● What you are asked to do:
Within the records below, find each line that holds the string "information", then copy it.

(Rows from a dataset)
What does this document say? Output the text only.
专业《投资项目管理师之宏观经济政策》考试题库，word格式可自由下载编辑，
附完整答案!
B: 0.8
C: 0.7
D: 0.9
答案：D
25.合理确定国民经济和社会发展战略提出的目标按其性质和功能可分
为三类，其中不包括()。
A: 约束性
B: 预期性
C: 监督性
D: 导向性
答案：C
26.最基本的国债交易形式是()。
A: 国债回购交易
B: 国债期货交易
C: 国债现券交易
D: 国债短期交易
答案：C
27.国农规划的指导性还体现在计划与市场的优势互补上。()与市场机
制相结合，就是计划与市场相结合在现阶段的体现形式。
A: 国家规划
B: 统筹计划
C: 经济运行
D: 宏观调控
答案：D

* * *

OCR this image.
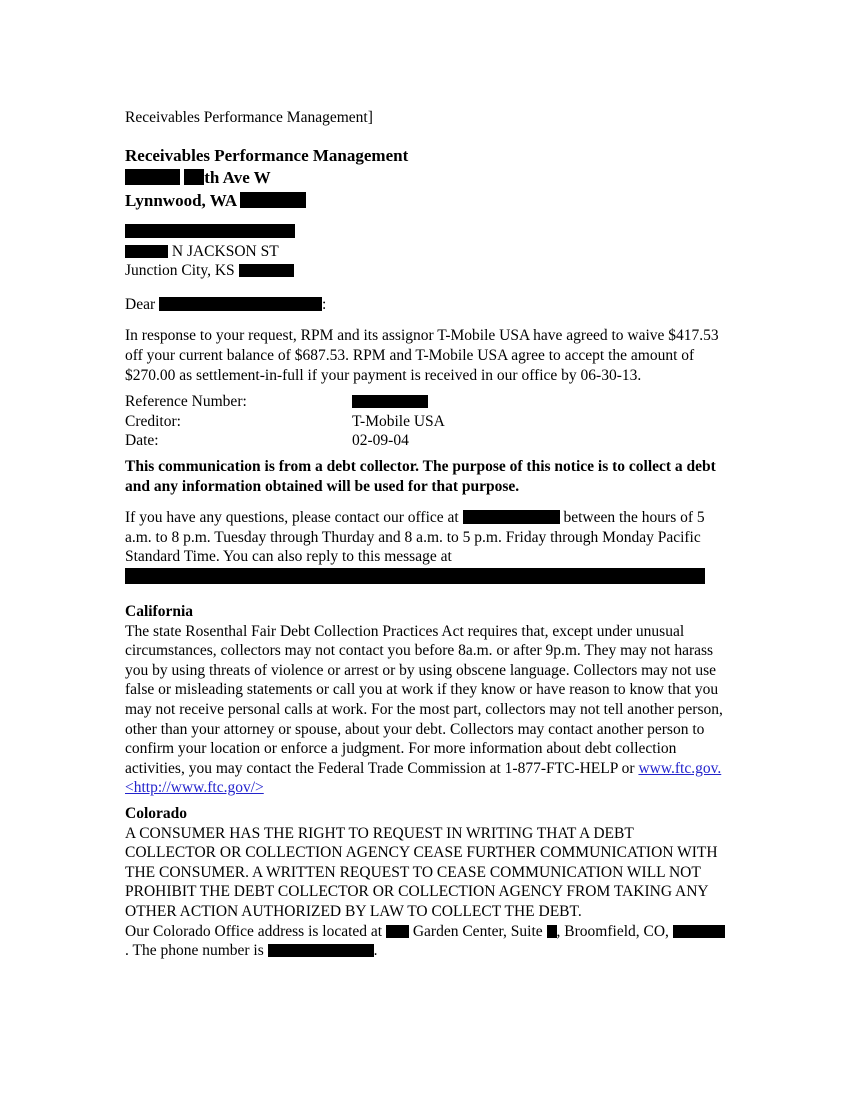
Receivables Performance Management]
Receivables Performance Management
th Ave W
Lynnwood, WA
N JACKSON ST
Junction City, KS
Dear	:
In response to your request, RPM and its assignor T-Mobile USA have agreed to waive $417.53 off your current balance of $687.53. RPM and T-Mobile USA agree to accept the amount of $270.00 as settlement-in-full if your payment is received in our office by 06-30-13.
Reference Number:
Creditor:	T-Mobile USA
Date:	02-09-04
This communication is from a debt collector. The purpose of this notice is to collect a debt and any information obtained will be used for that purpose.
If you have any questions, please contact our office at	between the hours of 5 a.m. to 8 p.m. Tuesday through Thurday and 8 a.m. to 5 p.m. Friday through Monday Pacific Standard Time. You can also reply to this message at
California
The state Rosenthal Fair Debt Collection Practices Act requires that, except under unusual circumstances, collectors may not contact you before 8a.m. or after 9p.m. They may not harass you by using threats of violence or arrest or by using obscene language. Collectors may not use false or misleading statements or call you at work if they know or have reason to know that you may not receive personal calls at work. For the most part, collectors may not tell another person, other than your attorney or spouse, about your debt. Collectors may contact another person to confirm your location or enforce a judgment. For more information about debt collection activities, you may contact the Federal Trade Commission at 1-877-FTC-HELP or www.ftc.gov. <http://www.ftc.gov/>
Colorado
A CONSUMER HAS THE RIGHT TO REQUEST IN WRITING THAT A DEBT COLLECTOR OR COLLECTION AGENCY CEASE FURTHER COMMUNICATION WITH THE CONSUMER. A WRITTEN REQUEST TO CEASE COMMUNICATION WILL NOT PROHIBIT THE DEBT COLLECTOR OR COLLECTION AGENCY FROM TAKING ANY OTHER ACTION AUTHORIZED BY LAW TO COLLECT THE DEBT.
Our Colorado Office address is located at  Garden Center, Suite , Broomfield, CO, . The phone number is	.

● Task response:
This communication is from a debt collector. The purpose of this notice is to collect a debt and any information obtained will be used for that purpose.
The state Rosenthal Fair Debt Collection Practices Act requires that, except under unusual circumstances, collectors may not contact you before 8a.m. or after 9p.m. They may not harass you by using threats of violence or arrest or by using obscene language. Collectors may not use false or misleading statements or call you at work if they know or have reason to know that you may not receive personal calls at work. For the most part, collectors may not tell another person, other than your attorney or spouse, about your debt. Collectors may contact another person to confirm your location or enforce a judgment. For more information about debt collection activities, you may contact the Federal Trade Commission at 1-877-FTC-HELP or www.ftc.gov. <http://www.ftc.gov/>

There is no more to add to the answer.